Start of TASK DATA

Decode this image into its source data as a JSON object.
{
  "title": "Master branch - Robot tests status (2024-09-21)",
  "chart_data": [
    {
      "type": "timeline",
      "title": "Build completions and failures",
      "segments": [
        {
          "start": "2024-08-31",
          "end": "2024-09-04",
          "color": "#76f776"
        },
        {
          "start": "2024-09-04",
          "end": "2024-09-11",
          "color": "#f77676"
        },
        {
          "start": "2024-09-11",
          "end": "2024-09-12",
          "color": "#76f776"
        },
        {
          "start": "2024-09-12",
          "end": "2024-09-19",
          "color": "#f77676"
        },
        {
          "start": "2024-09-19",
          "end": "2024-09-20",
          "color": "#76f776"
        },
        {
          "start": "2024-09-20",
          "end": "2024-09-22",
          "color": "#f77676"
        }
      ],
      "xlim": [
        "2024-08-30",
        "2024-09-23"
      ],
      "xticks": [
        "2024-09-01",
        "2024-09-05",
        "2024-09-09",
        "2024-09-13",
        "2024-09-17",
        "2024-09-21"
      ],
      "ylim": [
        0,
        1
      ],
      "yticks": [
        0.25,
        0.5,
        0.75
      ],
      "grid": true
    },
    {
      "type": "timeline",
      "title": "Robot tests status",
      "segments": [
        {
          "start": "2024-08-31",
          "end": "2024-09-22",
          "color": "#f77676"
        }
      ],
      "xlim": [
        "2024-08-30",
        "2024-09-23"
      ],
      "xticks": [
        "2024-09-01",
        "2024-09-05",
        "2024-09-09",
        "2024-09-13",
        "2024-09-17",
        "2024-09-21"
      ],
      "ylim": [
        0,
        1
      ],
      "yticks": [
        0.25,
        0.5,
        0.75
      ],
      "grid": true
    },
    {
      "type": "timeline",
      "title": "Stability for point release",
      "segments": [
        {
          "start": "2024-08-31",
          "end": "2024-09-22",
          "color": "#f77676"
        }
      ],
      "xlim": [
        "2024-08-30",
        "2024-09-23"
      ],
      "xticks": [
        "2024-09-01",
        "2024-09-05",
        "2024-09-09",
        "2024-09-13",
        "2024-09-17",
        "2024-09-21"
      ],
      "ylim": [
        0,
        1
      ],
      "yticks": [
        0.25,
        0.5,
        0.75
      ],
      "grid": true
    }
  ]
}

End of TASK DATA

PROBLEM: Select the lines in this material that hold the word "Robot", leaving none out.

RESPONSE TO THIS TASK:
  "title": "Master branch - Robot tests status (2024-09-21)",
      "title": "Robot tests status",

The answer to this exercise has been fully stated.